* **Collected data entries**
════════════════

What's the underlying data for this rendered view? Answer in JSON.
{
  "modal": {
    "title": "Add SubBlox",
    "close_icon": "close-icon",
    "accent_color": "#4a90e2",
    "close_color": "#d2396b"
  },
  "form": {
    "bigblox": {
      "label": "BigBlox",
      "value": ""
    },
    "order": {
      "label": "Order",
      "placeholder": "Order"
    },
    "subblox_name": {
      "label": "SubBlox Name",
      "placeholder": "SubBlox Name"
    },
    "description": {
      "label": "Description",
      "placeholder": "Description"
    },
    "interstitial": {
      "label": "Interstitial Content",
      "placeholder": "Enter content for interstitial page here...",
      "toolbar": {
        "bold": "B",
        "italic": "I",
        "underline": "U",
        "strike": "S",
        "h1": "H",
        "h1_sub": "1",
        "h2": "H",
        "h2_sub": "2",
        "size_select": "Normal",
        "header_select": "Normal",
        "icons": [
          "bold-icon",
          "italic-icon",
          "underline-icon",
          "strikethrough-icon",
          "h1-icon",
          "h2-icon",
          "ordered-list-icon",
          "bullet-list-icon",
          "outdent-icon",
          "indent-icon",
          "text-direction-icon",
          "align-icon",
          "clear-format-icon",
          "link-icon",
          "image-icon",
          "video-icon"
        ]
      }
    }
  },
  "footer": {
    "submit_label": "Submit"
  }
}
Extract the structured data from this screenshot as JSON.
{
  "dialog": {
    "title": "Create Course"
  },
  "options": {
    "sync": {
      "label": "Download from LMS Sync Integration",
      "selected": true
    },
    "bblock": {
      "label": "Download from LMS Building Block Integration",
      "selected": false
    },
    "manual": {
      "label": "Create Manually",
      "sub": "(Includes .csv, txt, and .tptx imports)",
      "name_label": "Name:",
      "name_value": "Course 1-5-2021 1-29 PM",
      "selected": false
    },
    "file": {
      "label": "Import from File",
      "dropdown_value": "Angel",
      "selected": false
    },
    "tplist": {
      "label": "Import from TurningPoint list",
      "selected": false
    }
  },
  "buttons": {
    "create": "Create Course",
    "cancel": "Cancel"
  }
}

════════════════

* **WHAT TO WORK ON**
Repeat the data precisely, reproducing every entry.

* **THE RESPONSE**
What's the underlying data for this rendered view? Answer in JSON.
{
  "modal": {
    "title": "Add SubBlox",
    "close_icon": "close-icon",
    "accent_color": "#4a90e2",
    "close_color": "#d2396b"
  },
  "form": {
    "bigblox": {
      "label": "BigBlox",
      "value": ""
    },
    "order": {
      "label": "Order",
      "placeholder": "Order"
    },
    "subblox_name": {
      "label": "SubBlox Name",
      "placeholder": "SubBlox Name"
    },
    "description": {
      "label": "Description",
      "placeholder": "Description"
    },
    "interstitial": {
      "label": "Interstitial Content",
      "placeholder": "Enter content for interstitial page here...",
      "toolbar": {
        "bold": "B",
        "italic": "I",
        "underline": "U",
        "strike": "S",
        "h1": "H",
        "h1_sub": "1",
        "h2": "H",
        "h2_sub": "2",
        "size_select": "Normal",
        "header_select": "Normal",
        "icons": [
          "bold-icon",
          "italic-icon",
          "underline-icon",
          "strikethrough-icon",
          "h1-icon",
          "h2-icon",
          "ordered-list-icon",
          "bullet-list-icon",
          "outdent-icon",
          "indent-icon",
          "text-direction-icon",
          "align-icon",
          "clear-format-icon",
          "link-icon",
          "image-icon",
          "video-icon"
        ]
      }
    }
  },
  "footer": {
    "submit_label": "Submit"
  }
}
Extract the structured data from this screenshot as JSON.
{
  "dialog": {
    "title": "Create Course"
  },
  "options": {
    "sync": {
      "label": "Download from LMS Sync Integration",
      "selected": true
    },
    "bblock": {
      "label": "Download from LMS Building Block Integration",
      "selected": false
    },
    "manual": {
      "label": "Create Manually",
      "sub": "(Includes .csv, txt, and .tptx imports)",
      "name_label": "Name:",
      "name_value": "Course 1-5-2021 1-29 PM",
      "selected": false
    },
    "file": {
      "label": "Import from File",
      "dropdown_value": "Angel",
      "selected": false
    },
    "tplist": {
      "label": "Import from TurningPoint list",
      "selected": false
    }
  },
  "buttons": {
    "create": "Create Course",
    "cancel": "Cancel"
  }
}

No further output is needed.